* Dataset entries:

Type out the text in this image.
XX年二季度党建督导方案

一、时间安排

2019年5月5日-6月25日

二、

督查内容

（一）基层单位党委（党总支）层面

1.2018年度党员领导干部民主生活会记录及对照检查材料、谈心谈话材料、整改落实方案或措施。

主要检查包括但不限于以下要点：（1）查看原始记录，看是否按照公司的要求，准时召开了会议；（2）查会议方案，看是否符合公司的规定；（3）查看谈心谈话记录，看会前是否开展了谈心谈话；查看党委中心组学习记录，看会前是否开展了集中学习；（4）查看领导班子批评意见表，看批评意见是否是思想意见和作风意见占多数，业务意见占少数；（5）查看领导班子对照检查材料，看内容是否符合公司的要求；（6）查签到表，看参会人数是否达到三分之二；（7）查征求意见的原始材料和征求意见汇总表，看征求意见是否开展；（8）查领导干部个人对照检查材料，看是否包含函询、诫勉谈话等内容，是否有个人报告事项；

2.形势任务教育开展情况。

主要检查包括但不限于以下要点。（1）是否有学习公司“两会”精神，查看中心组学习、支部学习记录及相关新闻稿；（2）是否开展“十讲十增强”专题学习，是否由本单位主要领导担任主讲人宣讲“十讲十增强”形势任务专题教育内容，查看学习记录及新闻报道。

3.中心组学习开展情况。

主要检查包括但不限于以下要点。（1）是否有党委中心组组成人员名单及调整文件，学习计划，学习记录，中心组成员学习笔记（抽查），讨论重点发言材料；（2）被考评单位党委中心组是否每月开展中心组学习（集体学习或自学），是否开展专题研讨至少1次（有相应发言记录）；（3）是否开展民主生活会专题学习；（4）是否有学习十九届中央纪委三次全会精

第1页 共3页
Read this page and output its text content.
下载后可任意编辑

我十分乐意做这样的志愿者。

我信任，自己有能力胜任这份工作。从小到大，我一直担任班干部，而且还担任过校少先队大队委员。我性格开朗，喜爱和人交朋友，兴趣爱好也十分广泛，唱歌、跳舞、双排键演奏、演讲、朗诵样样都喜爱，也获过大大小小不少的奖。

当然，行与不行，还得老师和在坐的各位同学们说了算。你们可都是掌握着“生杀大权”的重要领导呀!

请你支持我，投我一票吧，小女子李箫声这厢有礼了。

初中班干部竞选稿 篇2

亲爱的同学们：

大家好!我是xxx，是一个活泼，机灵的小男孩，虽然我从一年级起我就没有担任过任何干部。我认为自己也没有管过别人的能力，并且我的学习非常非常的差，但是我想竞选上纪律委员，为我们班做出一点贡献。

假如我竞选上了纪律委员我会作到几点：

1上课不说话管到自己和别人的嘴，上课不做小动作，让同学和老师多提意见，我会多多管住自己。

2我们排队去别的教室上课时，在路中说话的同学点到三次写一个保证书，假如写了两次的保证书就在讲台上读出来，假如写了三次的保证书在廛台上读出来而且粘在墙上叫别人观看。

* Goal of the exercise:
Search the lines above for the string "text" and copy each line that has it.

* Answer to this problem:
Type out the text in this image.
Read this page and output its text content.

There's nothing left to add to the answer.